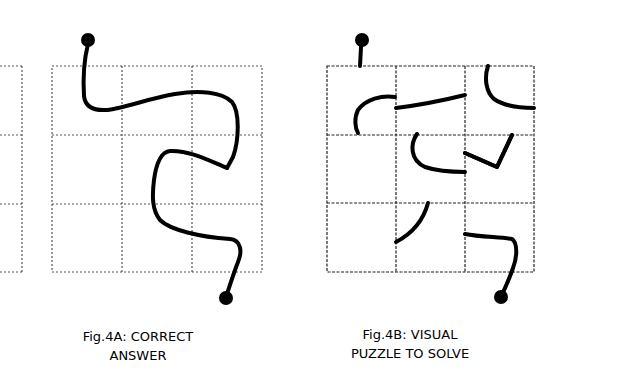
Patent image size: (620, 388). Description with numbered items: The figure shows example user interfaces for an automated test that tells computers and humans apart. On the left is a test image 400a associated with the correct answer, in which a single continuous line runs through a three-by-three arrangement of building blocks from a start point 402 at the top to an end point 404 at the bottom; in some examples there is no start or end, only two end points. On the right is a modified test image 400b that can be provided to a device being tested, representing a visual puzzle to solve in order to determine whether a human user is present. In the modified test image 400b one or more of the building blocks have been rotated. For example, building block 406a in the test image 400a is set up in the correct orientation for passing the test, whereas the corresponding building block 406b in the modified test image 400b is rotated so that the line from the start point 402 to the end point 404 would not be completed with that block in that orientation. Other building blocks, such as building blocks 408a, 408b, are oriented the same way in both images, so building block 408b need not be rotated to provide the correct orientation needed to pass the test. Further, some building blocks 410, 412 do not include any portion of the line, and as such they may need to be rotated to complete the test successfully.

In FIG. 4A, the test image 400a is at (179, 48).
In FIG. 4B, the modified test image 400b is at (448, 49).
In FIG. 4A, the start point 402 is at (80, 37).
In FIG. 4B, the start point 402 is at (354, 38).
In FIG. 4A, the end point 404 is at (218, 297).
In FIG. 4B, the end point 404 is at (493, 297).
In FIG. 4A, the building block 406a is at (230, 79).
In FIG. 4B, the building block 406b is at (517, 78).
In FIG. 4A, the building block 408a is at (230, 177).
In FIG. 4B, the building block 408b is at (523, 138).
In FIG. 4B, the building block 410 is at (350, 260).
In FIG. 4B, the building block 412 is at (350, 157).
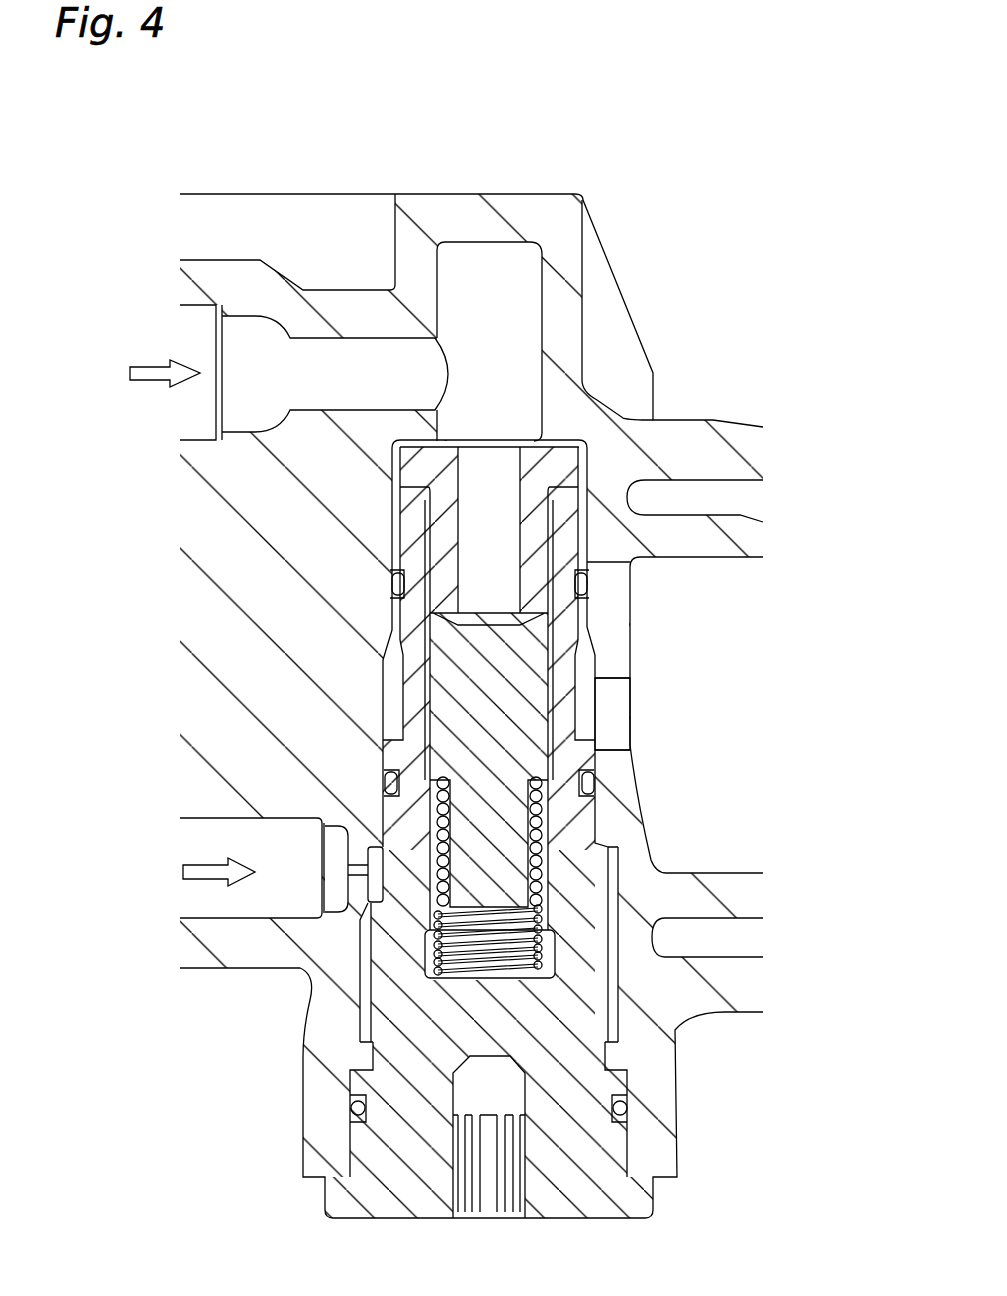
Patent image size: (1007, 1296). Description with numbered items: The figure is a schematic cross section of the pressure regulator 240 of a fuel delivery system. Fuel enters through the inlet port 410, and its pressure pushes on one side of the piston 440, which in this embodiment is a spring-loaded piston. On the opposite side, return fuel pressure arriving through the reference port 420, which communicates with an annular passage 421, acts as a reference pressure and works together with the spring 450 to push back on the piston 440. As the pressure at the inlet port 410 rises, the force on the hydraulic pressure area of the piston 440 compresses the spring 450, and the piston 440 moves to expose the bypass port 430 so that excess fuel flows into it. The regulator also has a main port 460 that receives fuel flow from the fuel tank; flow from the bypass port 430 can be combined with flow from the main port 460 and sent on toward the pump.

The pressure regulator 240 is at (742, 207).
The inlet port 410 is at (203, 335).
The reference port 420 is at (248, 847).
The annular passage 421 is at (380, 885).
The bypass port 430 is at (563, 658).
The piston 440 is at (447, 708).
The spring 450 is at (440, 820).
The main port 460 is at (617, 718).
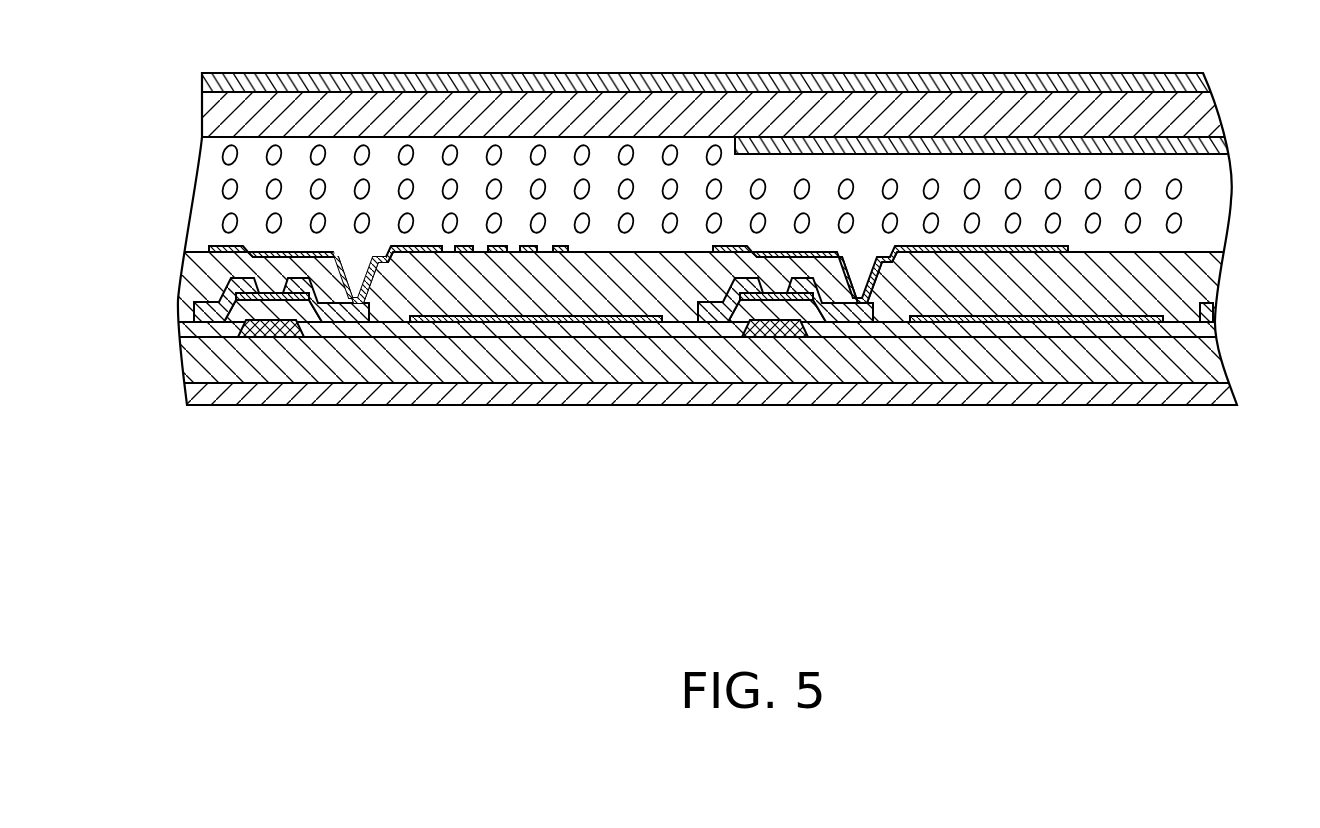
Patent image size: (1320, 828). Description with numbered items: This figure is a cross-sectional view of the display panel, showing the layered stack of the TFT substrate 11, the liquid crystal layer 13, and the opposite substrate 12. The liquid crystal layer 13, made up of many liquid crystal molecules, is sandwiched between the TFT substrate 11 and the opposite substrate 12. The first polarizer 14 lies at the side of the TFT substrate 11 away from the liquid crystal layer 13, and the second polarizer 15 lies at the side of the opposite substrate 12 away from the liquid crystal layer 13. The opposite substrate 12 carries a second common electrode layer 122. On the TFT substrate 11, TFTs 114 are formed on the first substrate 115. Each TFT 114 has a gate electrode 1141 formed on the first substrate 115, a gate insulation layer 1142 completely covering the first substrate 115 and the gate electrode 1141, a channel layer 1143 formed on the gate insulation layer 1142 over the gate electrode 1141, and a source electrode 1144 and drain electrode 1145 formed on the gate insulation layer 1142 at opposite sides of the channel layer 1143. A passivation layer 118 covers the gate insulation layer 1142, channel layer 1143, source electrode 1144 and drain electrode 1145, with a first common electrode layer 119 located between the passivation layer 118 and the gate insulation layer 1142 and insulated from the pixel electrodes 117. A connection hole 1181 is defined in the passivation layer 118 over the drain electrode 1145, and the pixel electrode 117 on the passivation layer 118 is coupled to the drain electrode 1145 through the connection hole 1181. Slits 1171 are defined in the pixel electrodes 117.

The TFT substrate 11 is at (696, 354).
The opposite substrate 12 is at (735, 151).
The liquid crystal layer 13 is at (203, 183).
The first polarizer 14 is at (738, 396).
The second polarizer 15 is at (202, 82).
The TFT 114 is at (255, 387).
The first substrate 115 is at (195, 357).
The pixel electrode 117 is at (580, 346).
The passivation layer 118 is at (195, 260).
The first common electrode layer 119 is at (640, 320).
The second common electrode layer 122 is at (1157, 146).
The gate electrode 1141 is at (262, 322).
The gate insulation layer 1142 is at (310, 322).
The channel layer 1143 is at (300, 326).
The source electrode 1144 is at (212, 338).
The drain electrode 1145 is at (357, 268).
The slit 1171 is at (512, 247).
The connection hole 1181 is at (352, 313).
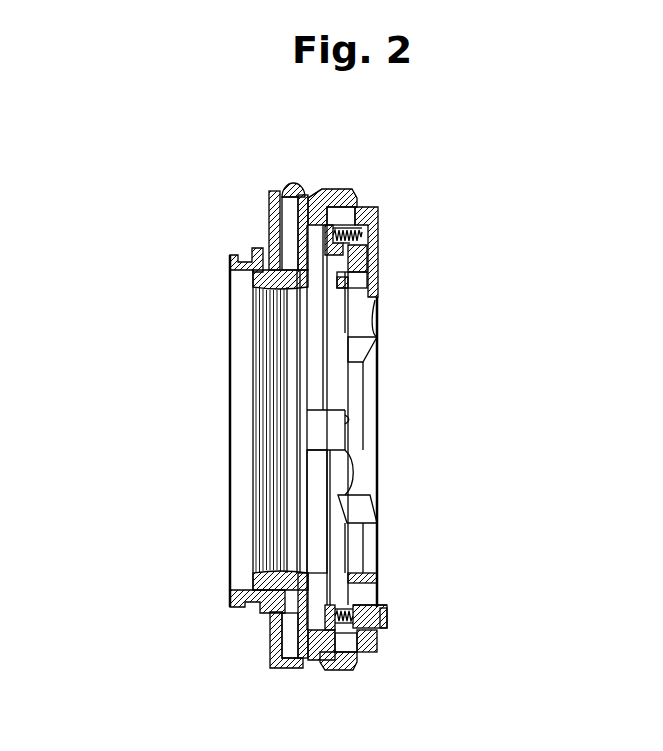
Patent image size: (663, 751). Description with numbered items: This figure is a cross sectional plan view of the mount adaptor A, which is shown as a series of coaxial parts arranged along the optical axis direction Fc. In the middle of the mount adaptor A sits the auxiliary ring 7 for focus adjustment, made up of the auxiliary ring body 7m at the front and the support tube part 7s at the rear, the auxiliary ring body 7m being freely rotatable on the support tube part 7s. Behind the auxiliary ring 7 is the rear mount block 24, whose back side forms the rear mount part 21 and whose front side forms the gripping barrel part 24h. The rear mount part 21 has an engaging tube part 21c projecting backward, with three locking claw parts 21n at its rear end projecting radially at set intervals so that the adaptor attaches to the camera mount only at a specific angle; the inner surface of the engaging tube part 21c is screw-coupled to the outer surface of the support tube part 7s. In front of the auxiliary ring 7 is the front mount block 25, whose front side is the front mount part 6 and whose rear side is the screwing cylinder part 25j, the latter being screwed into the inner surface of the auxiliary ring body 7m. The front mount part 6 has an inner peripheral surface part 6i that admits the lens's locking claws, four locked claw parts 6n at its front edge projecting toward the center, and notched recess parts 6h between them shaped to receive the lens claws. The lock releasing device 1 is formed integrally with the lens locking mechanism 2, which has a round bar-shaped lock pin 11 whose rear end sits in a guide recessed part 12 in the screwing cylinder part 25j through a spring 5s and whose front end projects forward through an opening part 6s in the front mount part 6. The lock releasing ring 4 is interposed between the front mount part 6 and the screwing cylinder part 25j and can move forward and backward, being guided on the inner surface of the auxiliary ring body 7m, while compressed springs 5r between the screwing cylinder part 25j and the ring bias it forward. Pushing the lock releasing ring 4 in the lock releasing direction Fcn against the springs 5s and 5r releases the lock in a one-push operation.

The rear mount part 21 is at (228, 322).
The engaging tube part 21c is at (251, 253).
The locking claw part 21n is at (235, 258).
The rear mount block 24 is at (267, 660).
The gripping barrel part 24h is at (262, 195).
The support tube part 7s is at (252, 520).
The compressed spring 5r is at (291, 244).
The spring 5s is at (298, 603).
The auxiliary ring 7 is at (346, 182).
The auxiliary ring body 7m is at (322, 182).
The front mount block 25 is at (396, 413).
The screwing cylinder part 25j is at (320, 480).
The front mount part 6 is at (389, 535).
The locked claw part 6n is at (376, 292).
The notched recess part 6h is at (372, 340).
The inner peripheral surface part 6i is at (359, 326).
The opening part 6s is at (390, 613).
The lens locking mechanism 2 is at (394, 616).
The lock pin 11 is at (384, 622).
The lock releasing device 1 is at (385, 656).
The lock releasing ring 4 is at (369, 656).
The guide recessed part 12 is at (310, 665).
The mount adaptor A is at (414, 222).
The optical axis direction Fc is at (168, 430).
The lock releasing direction Fcn is at (220, 432).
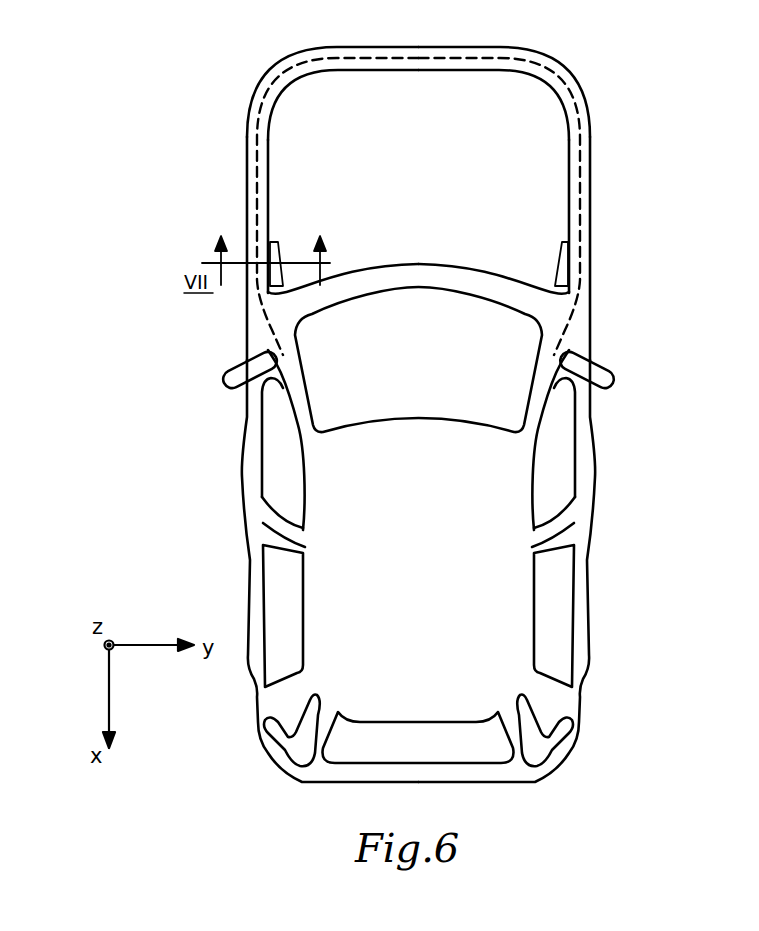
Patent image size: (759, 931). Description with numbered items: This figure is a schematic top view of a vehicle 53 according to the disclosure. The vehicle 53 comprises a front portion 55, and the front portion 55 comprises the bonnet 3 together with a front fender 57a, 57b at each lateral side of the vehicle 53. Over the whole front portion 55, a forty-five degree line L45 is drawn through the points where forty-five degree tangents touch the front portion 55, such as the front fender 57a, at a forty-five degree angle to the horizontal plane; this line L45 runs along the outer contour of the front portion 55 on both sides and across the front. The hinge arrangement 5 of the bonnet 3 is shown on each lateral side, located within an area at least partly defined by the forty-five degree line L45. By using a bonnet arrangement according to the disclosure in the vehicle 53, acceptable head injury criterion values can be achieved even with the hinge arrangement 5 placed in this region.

The bonnet 3 is at (426, 182).
The hinge arrangement 5 is at (277, 256).
The vehicle 53 is at (184, 76).
The front portion 55 is at (612, 142).
The front fender 57a is at (253, 204).
The front fender 57b is at (590, 180).
The 45 degree line L45 is at (257, 162).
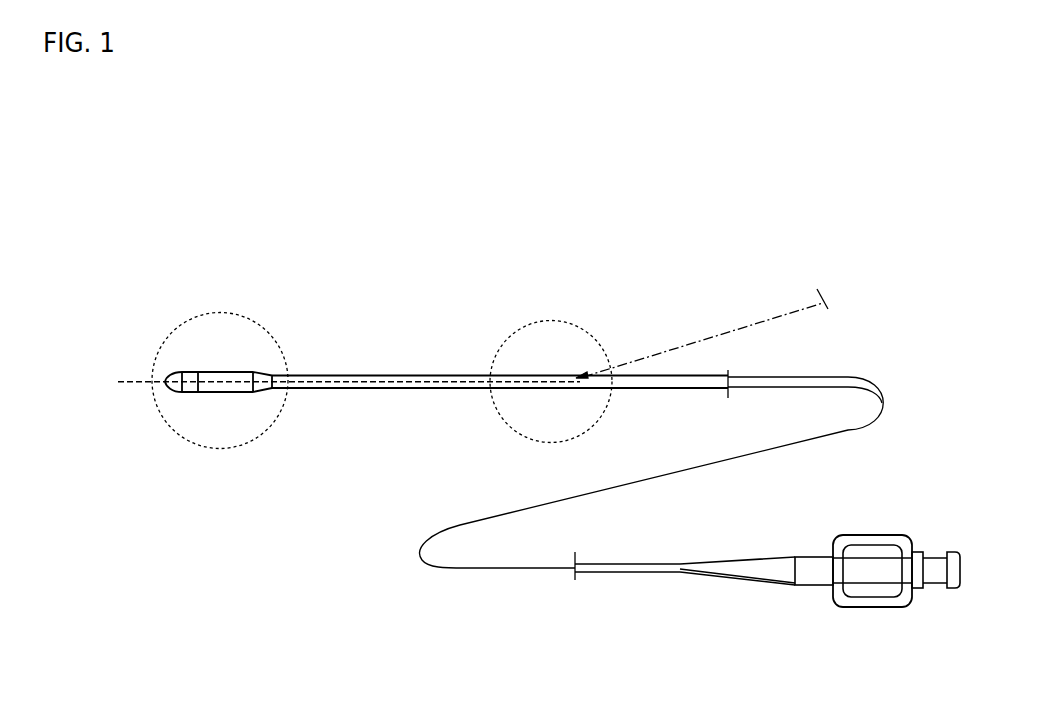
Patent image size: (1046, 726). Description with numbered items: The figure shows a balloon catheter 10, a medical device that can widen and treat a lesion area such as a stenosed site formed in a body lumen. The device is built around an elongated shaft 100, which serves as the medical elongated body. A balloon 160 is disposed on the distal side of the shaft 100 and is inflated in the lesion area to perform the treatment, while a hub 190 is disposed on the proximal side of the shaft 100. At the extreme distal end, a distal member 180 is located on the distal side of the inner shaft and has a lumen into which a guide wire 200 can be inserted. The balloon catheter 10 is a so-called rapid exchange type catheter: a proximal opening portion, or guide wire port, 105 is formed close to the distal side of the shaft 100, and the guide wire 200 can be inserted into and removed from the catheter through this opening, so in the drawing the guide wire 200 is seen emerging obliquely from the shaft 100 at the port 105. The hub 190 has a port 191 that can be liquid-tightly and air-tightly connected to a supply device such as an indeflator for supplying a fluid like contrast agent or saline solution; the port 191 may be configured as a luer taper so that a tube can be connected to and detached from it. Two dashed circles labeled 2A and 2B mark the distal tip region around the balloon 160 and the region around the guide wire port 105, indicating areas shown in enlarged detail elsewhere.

The balloon catheter 10 is at (169, 116).
The shaft 100 is at (373, 375).
The proximal opening portion (guide wire port) 105 is at (585, 377).
The balloon 160 is at (226, 372).
The distal member 180 is at (168, 391).
The hub 190 is at (877, 525).
The port 191 is at (952, 590).
The guide wire 200 is at (713, 336).
The detail region 2A is at (270, 426).
The detail region 2B is at (502, 420).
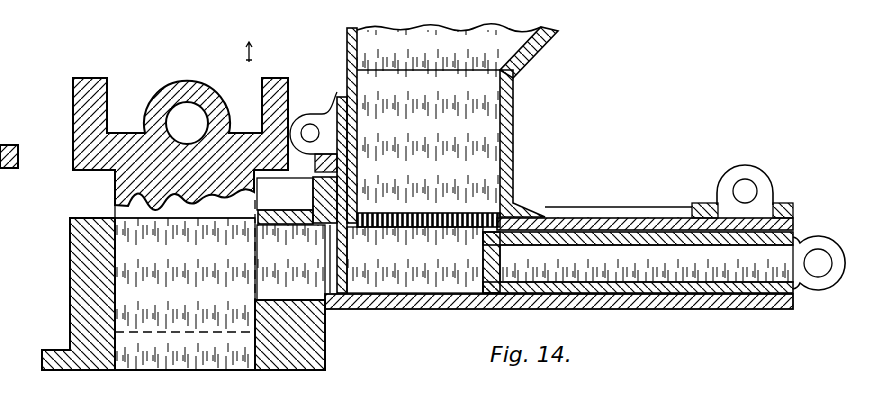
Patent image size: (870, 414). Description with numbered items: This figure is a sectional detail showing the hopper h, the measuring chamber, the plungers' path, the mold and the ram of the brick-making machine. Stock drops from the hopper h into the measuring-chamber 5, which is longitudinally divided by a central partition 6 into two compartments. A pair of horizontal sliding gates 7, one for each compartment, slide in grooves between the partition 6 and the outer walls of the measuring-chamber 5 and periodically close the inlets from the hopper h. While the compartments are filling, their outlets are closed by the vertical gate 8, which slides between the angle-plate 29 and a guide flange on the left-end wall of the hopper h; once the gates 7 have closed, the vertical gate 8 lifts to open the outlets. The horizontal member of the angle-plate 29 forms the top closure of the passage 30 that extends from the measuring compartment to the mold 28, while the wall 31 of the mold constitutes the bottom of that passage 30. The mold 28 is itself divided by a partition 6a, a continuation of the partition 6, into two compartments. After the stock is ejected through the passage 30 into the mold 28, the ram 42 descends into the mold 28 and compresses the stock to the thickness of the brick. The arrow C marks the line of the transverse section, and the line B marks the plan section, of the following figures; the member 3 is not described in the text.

The member 3 is at (9, 113).
The ram 42 is at (180, 148).
The mold 28 is at (78, 294).
The partition 6a is at (183, 294).
The wall of the mold 31 is at (256, 340).
The angle-plate 29 is at (285, 201).
The passage 30 is at (292, 297).
The vertical gate 8 is at (340, 99).
The hopper h is at (452, 125).
The central partition 6 is at (570, 260).
The sliding gates 7 is at (612, 209).
The measuring-chamber 5 is at (559, 314).
The arrow C is at (250, 38).
The line B— B is at (440, 263).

- - - - - - -

**Work to complete:** Swap "top view" for "plan view" in the records between the line holding "Patent image size: (759, 931)." and the line holding "The hinge arrangement 5 is at (277, 256).", inclusive. Give back only those lines, with everything else unchanged.

**Answer in full:**
Patent image size: (759, 931). Description with numbered items: This figure is a schematic plan view of a vehicle 53 according to the disclosure. The vehicle 53 comprises a front portion 55, and the front portion 55 comprises the bonnet 3 together with a front fender 57a, 57b at each lateral side of the vehicle 53. Over the whole front portion 55, a forty-five degree line L45 is drawn through the points where forty-five degree tangents touch the front portion 55, such as the front fender 57a, at a forty-five degree angle to the horizontal plane; this line L45 runs along the outer contour of the front portion 55 on both sides and across the front. The hinge arrangement 5 of the bonnet 3 is shown on each lateral side, located within an area at least partly defined by the forty-five degree line L45. By using a bonnet arrangement according to the disclosure in the vehicle 53, acceptable head injury criterion values can be achieved even with the hinge arrangement 5 placed in this region.

The bonnet 3 is at (426, 182).
The hinge arrangement 5 is at (277, 256).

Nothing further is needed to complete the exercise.